Set task | State how many lines hold the string "selhal". Give the number and nothing else.

═══ Data for processing ═══

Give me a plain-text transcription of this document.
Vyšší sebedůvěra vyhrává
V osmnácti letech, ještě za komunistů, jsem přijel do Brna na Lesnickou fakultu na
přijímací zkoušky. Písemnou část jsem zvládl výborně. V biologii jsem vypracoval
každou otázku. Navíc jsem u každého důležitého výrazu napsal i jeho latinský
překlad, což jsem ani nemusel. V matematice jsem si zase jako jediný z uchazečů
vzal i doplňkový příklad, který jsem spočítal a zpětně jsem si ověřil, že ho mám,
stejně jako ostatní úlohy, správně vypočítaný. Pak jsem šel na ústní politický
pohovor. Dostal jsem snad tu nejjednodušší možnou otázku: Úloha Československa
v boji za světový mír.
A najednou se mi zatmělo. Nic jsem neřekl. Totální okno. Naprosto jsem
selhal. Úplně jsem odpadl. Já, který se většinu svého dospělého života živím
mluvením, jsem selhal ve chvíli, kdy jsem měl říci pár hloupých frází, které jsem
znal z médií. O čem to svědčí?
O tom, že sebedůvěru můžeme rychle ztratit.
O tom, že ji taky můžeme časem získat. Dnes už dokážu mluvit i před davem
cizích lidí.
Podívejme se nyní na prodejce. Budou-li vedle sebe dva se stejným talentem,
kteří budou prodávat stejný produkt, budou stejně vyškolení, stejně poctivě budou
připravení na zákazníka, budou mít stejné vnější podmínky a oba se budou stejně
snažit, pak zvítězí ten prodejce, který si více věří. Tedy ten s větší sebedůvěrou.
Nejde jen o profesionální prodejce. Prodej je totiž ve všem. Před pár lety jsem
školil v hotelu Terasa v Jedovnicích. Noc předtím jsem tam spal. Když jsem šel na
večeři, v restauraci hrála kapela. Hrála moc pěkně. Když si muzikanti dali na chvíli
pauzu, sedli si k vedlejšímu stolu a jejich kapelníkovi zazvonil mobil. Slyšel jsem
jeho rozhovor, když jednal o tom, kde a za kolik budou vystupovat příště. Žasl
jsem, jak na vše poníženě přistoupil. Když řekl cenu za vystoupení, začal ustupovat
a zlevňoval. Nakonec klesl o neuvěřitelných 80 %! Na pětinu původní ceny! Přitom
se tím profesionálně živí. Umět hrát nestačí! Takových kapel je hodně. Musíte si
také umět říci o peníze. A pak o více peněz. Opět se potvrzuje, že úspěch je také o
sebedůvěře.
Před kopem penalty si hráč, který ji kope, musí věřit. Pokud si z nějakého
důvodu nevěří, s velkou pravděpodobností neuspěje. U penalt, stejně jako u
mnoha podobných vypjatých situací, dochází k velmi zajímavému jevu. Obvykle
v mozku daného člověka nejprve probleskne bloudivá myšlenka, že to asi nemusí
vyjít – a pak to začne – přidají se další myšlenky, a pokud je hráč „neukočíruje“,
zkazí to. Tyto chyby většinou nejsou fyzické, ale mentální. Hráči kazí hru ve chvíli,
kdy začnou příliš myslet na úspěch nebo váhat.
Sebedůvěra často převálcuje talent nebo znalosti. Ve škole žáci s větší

═══

Answer to the exercise | 2